(Description of the task) Find and copy lines holding "text".

Source data:
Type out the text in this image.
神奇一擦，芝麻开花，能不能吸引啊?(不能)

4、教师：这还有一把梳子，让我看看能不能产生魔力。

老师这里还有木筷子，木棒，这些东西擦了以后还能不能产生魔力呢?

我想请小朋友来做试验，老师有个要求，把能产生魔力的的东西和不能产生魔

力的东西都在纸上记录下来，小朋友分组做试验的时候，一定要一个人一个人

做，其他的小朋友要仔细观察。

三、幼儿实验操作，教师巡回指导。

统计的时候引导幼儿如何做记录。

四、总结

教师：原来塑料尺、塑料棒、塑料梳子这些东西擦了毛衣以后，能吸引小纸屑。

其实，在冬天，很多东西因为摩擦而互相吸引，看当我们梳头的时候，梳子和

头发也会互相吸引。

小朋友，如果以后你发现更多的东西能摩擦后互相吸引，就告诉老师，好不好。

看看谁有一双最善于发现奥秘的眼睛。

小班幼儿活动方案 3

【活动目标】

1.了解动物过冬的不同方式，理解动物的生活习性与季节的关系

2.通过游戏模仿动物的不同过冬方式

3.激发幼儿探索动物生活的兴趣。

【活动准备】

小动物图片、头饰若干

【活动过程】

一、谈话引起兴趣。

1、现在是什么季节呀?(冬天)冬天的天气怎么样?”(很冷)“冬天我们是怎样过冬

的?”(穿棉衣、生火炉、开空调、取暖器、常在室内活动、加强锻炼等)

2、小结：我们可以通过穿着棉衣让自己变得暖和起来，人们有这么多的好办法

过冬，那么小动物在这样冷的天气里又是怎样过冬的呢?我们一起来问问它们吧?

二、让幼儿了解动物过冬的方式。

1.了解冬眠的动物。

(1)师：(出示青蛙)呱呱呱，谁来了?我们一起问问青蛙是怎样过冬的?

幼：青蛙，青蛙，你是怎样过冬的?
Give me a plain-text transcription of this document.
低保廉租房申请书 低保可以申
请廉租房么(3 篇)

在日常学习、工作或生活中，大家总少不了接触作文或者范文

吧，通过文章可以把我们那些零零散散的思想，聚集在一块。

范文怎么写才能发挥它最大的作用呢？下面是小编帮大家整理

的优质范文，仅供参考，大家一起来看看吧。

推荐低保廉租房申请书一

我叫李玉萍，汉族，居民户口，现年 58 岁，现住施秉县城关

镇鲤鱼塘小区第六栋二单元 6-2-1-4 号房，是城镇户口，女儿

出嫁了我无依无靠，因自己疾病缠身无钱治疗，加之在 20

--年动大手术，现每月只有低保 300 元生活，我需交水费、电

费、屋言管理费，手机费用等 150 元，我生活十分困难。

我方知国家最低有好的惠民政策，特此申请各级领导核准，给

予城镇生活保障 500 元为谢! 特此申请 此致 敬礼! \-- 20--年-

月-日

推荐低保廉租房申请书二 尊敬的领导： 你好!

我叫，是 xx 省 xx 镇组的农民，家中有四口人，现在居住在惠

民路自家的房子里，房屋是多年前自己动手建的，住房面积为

(Result for this exercise)
Type out the text in this image.
Give me a plain-text transcription of this document.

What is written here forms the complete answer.